What the task asks: Write out all the material exactly. Leave nothing out.

------------------------------

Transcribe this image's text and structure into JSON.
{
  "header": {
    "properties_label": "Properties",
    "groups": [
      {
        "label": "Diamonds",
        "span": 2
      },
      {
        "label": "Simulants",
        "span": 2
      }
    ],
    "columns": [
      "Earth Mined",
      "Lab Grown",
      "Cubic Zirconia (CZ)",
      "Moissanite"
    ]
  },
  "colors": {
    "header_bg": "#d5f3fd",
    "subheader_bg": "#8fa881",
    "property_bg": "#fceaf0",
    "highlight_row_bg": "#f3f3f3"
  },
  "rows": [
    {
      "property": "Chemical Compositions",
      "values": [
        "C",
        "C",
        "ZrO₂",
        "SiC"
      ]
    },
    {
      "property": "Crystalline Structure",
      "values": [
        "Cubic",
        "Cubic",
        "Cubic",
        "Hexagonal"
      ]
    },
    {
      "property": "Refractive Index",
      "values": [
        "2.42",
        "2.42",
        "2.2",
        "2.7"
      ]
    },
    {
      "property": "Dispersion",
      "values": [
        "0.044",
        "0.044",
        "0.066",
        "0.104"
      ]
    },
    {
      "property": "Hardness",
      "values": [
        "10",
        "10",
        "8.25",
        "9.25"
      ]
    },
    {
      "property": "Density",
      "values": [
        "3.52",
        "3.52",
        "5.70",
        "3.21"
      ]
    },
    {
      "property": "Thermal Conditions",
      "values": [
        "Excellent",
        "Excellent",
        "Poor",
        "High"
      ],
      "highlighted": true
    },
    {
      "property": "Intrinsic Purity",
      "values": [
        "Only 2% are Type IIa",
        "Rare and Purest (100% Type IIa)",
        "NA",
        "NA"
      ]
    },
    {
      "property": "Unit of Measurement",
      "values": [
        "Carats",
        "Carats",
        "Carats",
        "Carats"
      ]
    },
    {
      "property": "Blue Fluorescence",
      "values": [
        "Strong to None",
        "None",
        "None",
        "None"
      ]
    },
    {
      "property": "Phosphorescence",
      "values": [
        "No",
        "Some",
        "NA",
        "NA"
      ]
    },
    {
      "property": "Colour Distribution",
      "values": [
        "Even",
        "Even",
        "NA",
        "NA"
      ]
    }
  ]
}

------------------------------

Right answer:
Transcribe this image's text and structure into JSON.
{
  "header": {
    "properties_label": "Properties",
    "groups": [
      {
        "label": "Diamonds",
        "span": 2
      },
      {
        "label": "Simulants",
        "span": 2
      }
    ],
    "columns": [
      "Earth Mined",
      "Lab Grown",
      "Cubic Zirconia (CZ)",
      "Moissanite"
    ]
  },
  "colors": {
    "header_bg": "#d5f3fd",
    "subheader_bg": "#8fa881",
    "property_bg": "#fceaf0",
    "highlight_row_bg": "#f3f3f3"
  },
  "rows": [
    {
      "property": "Chemical Compositions",
      "values": [
        "C",
        "C",
        "ZrO₂",
        "SiC"
      ]
    },
    {
      "property": "Crystalline Structure",
      "values": [
        "Cubic",
        "Cubic",
        "Cubic",
        "Hexagonal"
      ]
    },
    {
      "property": "Refractive Index",
      "values": [
        "2.42",
        "2.42",
        "2.2",
        "2.7"
      ]
    },
    {
      "property": "Dispersion",
      "values": [
        "0.044",
        "0.044",
        "0.066",
        "0.104"
      ]
    },
    {
      "property": "Hardness",
      "values": [
        "10",
        "10",
        "8.25",
        "9.25"
      ]
    },
    {
      "property": "Density",
      "values": [
        "3.52",
        "3.52",
        "5.70",
        "3.21"
      ]
    },
    {
      "property": "Thermal Conditions",
      "values": [
        "Excellent",
        "Excellent",
        "Poor",
        "High"
      ],
      "highlighted": true
    },
    {
      "property": "Intrinsic Purity",
      "values": [
        "Only 2% are Type IIa",
        "Rare and Purest (100% Type IIa)",
        "NA",
        "NA"
      ]
    },
    {
      "property": "Unit of Measurement",
      "values": [
        "Carats",
        "Carats",
        "Carats",
        "Carats"
      ]
    },
    {
      "property": "Blue Fluorescence",
      "values": [
        "Strong to None",
        "None",
        "None",
        "None"
      ]
    },
    {
      "property": "Phosphorescence",
      "values": [
        "No",
        "Some",
        "NA",
        "NA"
      ]
    },
    {
      "property": "Colour Distribution",
      "values": [
        "Even",
        "Even",
        "NA",
        "NA"
      ]
    }
  ]
}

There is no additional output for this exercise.